→ **Extract to read**:
==================================================
ED is frequently observed in patients with HF with a prevalence between 58% and 85% [Citation4,Citation9,Citation20]. Similarly, 83% of patients suffered from ED according to baseline IIEF-5 scores. Also, severely reduced left ventricular function limits exercise capacity due to reduced cardiac capacity that required for satisfactory sexual intercourse. Jaarsma et al. [Citation20] found sexual function in patients with HF is associated with symptom severity based on history and exercise tolerance, but not LVEF. Also, Apostolo et al. [Citation21] found that sexual function correlates with the symptomatic status (i.e. NYHA functional class and 6-min walk test). ED in the advanced stages of HF is obviously not sensitive to HR due to frailty and aging. So, we included only patients with NYHA functional class I or II in the study. But we did not evaluate 6-min walk test how it affects ED in our patient population.
==================================================
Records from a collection
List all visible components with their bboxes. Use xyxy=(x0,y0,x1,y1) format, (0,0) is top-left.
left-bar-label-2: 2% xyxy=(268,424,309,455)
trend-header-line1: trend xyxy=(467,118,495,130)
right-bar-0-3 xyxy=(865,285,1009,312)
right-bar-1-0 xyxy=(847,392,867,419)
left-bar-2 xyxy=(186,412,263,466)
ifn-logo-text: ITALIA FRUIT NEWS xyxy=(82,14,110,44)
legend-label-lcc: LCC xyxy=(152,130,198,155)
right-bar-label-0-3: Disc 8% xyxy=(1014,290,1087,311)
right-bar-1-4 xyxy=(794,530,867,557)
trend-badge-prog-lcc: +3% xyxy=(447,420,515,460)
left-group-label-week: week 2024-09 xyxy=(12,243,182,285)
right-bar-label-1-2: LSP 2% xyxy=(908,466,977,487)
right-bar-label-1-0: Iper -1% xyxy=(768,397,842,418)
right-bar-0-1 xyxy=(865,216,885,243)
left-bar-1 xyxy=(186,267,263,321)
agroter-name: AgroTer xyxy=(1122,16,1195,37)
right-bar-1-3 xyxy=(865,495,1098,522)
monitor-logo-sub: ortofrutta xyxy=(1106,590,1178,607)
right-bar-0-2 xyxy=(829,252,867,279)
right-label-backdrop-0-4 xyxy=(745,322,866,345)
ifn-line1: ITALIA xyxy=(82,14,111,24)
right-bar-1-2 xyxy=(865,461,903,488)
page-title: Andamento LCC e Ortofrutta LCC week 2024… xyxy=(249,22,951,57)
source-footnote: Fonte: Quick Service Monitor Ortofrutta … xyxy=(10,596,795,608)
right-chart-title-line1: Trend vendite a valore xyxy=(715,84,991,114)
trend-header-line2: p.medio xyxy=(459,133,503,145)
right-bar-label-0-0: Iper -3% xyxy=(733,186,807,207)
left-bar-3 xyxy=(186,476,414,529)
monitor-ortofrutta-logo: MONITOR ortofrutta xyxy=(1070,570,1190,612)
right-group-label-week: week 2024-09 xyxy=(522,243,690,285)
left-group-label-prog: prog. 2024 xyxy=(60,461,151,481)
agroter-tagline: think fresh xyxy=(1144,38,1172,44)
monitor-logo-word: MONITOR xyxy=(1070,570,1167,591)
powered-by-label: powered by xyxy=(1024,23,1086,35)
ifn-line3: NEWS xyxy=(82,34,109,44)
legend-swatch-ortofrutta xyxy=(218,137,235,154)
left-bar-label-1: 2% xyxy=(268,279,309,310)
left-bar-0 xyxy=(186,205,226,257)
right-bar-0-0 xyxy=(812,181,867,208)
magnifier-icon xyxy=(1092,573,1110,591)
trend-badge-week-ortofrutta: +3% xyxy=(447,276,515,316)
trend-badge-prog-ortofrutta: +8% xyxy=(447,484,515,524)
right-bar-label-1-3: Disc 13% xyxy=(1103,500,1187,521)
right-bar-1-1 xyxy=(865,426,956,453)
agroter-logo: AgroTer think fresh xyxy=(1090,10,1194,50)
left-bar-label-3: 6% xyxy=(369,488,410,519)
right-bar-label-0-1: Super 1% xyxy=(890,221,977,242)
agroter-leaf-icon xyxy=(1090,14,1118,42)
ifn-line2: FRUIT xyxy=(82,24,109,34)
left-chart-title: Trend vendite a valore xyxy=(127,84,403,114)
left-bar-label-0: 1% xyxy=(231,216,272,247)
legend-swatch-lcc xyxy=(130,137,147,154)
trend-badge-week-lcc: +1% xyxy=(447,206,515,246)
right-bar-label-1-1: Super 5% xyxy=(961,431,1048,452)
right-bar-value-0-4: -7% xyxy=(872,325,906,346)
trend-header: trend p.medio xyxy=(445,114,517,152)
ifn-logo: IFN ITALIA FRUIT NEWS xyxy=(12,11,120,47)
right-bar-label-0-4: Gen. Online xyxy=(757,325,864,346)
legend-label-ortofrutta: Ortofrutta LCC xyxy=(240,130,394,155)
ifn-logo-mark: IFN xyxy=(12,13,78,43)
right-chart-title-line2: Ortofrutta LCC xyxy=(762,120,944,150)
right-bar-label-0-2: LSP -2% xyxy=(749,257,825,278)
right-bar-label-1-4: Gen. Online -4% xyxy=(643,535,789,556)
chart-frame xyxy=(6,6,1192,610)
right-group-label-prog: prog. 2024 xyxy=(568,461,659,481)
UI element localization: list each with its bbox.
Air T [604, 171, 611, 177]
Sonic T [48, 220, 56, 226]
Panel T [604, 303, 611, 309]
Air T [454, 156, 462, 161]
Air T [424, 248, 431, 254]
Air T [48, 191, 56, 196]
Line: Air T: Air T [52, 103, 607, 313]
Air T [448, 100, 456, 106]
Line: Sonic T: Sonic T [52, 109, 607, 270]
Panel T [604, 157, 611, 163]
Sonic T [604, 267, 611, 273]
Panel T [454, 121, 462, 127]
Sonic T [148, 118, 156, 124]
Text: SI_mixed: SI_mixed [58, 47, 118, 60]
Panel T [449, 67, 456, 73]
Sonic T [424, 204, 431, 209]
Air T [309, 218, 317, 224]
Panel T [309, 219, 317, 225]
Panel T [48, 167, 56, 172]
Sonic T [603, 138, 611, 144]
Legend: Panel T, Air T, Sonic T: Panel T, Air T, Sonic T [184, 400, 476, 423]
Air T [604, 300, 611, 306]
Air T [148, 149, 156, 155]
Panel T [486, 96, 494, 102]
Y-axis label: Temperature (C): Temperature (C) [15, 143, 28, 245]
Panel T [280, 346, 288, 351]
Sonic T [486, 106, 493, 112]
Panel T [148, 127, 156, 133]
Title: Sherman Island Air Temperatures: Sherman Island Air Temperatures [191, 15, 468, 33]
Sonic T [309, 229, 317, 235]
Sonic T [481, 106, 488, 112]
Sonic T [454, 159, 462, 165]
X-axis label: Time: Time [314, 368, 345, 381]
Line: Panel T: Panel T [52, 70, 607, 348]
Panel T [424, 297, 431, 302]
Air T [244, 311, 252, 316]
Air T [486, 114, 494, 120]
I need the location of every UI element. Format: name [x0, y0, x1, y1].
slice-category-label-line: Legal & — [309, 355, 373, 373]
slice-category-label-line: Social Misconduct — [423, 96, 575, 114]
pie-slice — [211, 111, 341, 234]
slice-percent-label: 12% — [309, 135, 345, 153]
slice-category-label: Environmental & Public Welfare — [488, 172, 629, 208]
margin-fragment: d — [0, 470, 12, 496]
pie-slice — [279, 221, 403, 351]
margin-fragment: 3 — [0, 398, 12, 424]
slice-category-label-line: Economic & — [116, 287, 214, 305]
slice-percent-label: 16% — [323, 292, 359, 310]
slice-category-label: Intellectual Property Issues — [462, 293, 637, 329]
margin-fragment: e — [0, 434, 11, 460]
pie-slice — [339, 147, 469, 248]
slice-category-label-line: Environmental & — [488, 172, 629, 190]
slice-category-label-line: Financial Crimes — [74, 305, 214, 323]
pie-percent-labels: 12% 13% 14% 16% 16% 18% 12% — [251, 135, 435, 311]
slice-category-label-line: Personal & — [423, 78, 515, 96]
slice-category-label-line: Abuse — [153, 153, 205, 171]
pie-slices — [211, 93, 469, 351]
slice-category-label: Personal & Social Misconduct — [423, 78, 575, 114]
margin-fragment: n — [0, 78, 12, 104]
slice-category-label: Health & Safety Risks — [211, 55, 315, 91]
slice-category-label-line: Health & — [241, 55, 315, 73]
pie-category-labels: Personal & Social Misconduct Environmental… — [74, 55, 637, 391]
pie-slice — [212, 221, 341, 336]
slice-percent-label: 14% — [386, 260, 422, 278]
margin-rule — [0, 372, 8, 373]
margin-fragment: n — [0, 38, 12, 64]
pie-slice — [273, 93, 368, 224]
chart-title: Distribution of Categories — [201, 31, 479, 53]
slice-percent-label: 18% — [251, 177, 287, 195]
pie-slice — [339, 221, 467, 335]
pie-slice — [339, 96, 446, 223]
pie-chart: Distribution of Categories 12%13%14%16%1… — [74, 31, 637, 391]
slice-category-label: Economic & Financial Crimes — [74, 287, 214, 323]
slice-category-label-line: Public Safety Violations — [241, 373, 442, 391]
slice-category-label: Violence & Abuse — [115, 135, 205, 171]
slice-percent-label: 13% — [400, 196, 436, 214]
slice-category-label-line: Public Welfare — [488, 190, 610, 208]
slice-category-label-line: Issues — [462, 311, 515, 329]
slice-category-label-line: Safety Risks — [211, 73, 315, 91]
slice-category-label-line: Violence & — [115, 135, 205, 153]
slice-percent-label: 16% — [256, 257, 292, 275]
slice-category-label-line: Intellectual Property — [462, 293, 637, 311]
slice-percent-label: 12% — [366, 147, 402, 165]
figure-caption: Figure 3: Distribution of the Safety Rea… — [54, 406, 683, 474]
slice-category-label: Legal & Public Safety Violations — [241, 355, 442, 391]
==================================================
→ **Activity 1**:
Answer these questions using the text on erectile dysfunction in heart failure.
(a) What range of prevalence of ED in patients with HF does the text give?
(b) What share of patients had ED according to baseline IIEF-5 scores?
(c) Which NYHA functional classes did the study include?
→ **Activity 2**:
Translate this sentence from the text on erectile dysfunction in heart failure into Spanish: "So, we included only patients with NYHA functional class I or II in the study."
→ **Activity 3**:
Using the text on erectile dysfunction in heart failure, explain in one to three sentences why severely reduced left ventricular function affects sexual intercourse.

→ **Expected output 1**:
(a) Between 58% and 85%.
(b) 83%.
(c) NYHA functional class I or II.

→ **Expected output 2**:
Por eso, incluimos en el estudio solo a pacientes con clase funcional I o II de la NYHA.

→ **Expected output 3**:
Severely reduced left ventricular function limits exercise capacity. This happens because of reduced cardiac capacity, and that capacity is what satisfactory sexual intercourse requires.